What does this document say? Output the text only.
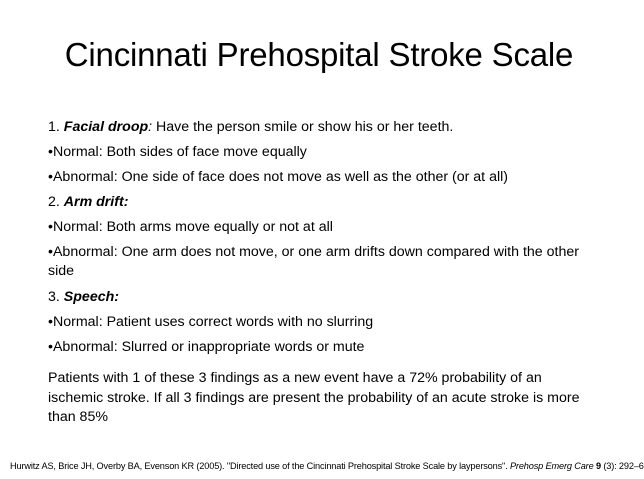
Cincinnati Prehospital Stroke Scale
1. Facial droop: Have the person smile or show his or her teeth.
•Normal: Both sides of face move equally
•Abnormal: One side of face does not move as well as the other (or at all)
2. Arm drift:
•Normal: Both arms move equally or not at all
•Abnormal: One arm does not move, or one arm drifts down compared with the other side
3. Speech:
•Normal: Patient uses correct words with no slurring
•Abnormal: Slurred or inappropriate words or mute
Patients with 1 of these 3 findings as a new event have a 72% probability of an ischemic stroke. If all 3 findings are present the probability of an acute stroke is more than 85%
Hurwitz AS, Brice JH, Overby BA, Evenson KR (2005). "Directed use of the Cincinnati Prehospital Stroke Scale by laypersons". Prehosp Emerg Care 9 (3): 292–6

+ + + + +

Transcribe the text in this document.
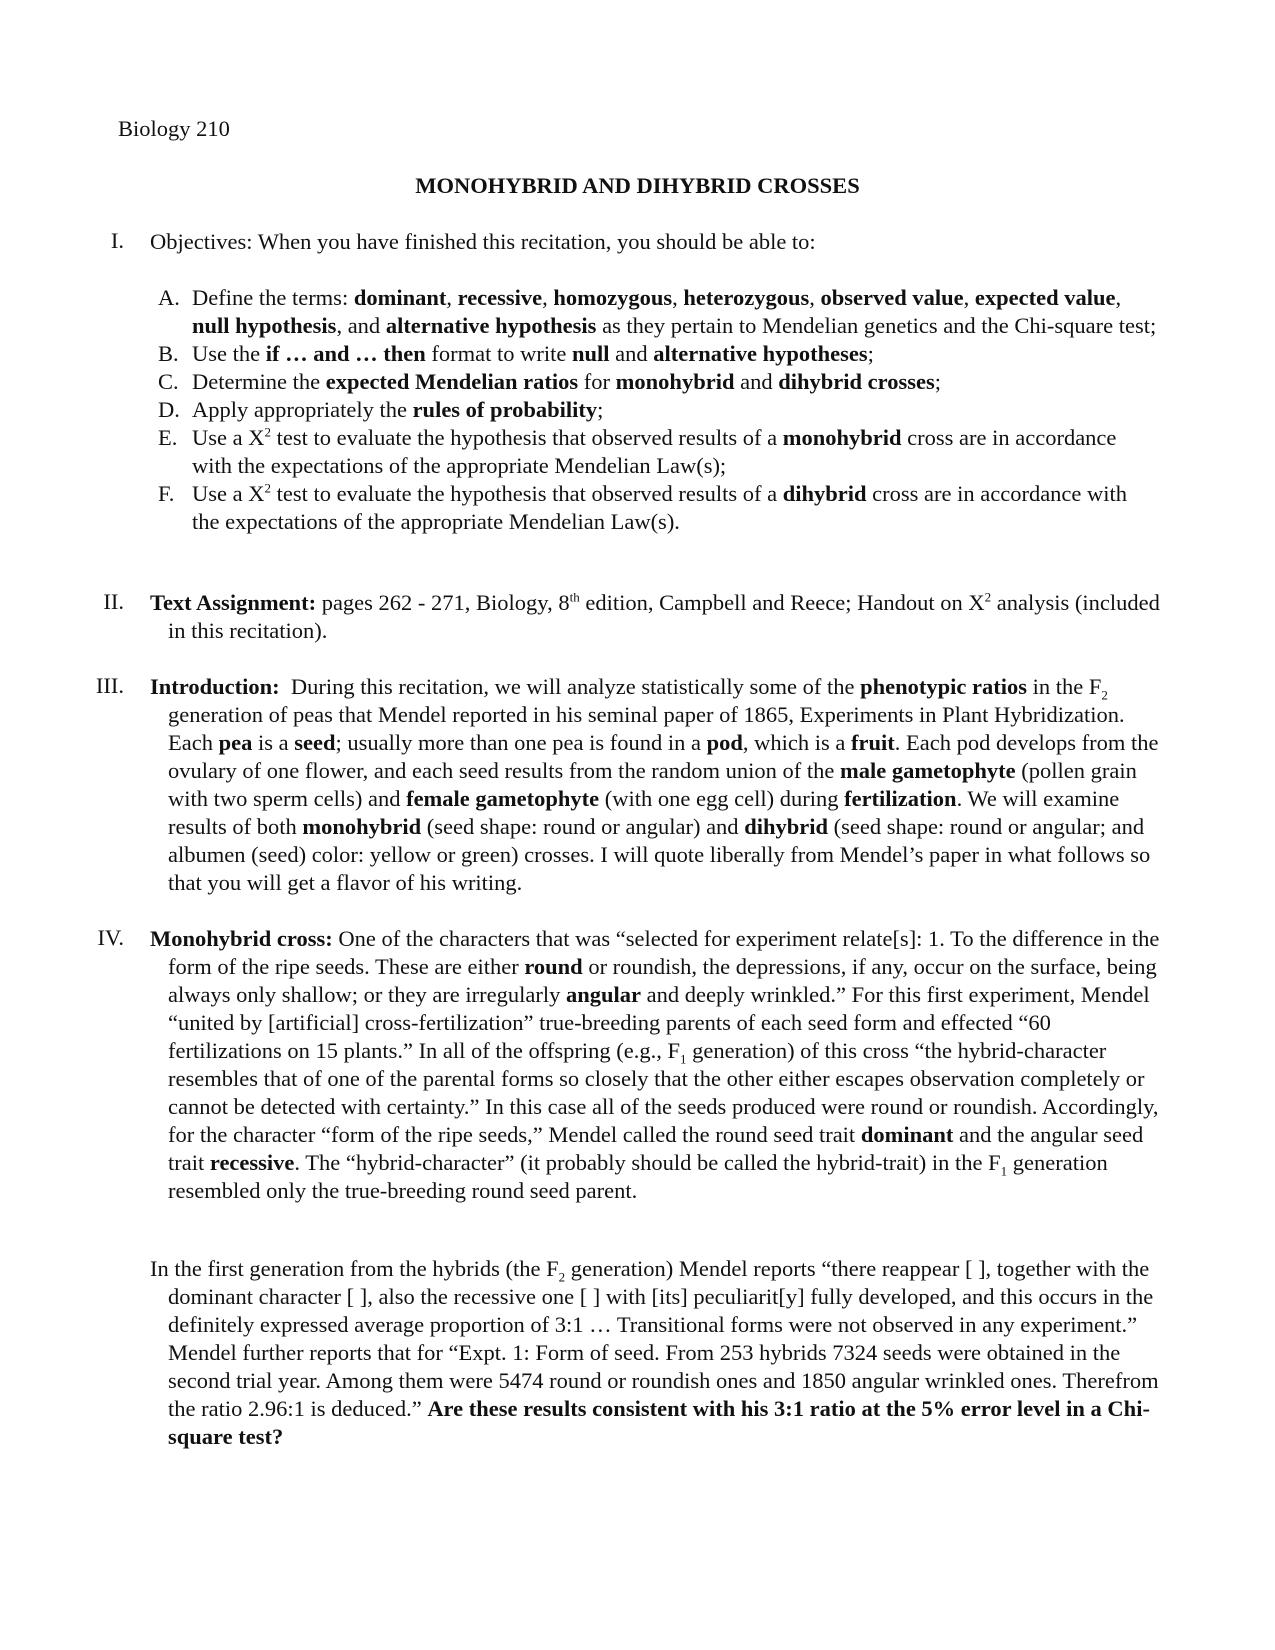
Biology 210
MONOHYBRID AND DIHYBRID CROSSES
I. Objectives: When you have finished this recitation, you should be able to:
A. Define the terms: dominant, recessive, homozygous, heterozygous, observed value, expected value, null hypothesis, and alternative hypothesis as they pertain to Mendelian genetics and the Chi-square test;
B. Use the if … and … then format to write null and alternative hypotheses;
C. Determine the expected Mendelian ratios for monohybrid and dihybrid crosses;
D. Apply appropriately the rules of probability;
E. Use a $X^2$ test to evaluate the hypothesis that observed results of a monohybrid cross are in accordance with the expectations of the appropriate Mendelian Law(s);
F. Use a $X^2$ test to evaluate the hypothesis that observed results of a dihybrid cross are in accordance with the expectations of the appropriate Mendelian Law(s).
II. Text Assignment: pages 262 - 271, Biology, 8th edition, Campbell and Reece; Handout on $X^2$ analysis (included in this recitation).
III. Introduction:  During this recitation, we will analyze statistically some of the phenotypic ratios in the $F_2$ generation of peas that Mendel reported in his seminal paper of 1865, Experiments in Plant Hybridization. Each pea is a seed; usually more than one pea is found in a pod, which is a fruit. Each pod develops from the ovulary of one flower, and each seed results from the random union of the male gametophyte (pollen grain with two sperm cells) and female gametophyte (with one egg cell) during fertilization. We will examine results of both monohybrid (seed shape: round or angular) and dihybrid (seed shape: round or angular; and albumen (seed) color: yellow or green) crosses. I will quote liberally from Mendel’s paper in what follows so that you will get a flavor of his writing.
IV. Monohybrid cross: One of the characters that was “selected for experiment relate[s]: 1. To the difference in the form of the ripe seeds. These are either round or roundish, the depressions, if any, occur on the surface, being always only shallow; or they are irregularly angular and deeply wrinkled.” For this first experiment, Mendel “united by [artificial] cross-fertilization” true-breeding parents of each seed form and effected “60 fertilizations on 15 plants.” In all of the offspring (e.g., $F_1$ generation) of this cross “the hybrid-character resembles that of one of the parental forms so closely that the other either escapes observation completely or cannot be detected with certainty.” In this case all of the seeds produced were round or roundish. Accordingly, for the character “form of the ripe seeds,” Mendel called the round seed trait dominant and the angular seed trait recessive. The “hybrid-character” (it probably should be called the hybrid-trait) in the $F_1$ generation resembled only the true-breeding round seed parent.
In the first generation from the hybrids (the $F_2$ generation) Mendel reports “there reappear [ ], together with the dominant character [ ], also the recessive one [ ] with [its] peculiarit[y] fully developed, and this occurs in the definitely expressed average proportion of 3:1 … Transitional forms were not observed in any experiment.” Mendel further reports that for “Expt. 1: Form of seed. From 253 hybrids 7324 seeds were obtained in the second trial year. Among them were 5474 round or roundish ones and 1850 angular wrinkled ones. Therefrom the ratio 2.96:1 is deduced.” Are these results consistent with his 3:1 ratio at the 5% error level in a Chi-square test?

+ + + + +

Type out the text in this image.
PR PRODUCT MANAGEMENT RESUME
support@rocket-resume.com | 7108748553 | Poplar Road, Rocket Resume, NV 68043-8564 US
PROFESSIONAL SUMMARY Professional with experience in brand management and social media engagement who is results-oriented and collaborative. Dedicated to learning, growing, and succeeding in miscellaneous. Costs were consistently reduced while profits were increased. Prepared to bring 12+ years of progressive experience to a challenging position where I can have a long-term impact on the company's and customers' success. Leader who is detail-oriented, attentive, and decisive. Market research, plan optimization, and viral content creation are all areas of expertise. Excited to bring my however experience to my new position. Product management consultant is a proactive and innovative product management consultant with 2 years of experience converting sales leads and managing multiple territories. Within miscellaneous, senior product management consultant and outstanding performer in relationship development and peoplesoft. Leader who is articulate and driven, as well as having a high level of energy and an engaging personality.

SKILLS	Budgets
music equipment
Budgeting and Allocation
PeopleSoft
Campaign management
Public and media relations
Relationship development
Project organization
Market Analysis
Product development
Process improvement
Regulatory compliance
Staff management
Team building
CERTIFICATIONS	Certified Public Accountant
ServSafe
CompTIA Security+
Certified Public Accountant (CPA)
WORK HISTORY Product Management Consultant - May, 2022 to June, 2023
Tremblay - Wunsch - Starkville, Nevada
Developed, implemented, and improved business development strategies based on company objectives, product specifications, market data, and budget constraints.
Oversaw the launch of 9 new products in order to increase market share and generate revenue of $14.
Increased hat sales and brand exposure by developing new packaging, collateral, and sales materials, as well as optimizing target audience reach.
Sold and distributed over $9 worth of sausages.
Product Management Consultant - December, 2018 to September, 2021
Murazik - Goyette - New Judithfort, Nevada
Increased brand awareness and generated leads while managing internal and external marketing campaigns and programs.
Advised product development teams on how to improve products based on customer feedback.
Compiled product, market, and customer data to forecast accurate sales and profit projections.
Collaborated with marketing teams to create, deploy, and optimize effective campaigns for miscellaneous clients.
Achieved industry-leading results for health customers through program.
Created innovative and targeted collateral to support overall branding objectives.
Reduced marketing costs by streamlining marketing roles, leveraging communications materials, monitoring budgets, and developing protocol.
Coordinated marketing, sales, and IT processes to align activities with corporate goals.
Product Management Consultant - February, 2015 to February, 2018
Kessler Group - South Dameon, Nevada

+ + + + +

Task details:
The answer must be every line of the data that holds the word "based".

Response area:
Developed, implemented, and improved business development strategies based on company objectives, product specifications, market data, and budget constraints.
Advised product development teams on how to improve products based on customer feedback.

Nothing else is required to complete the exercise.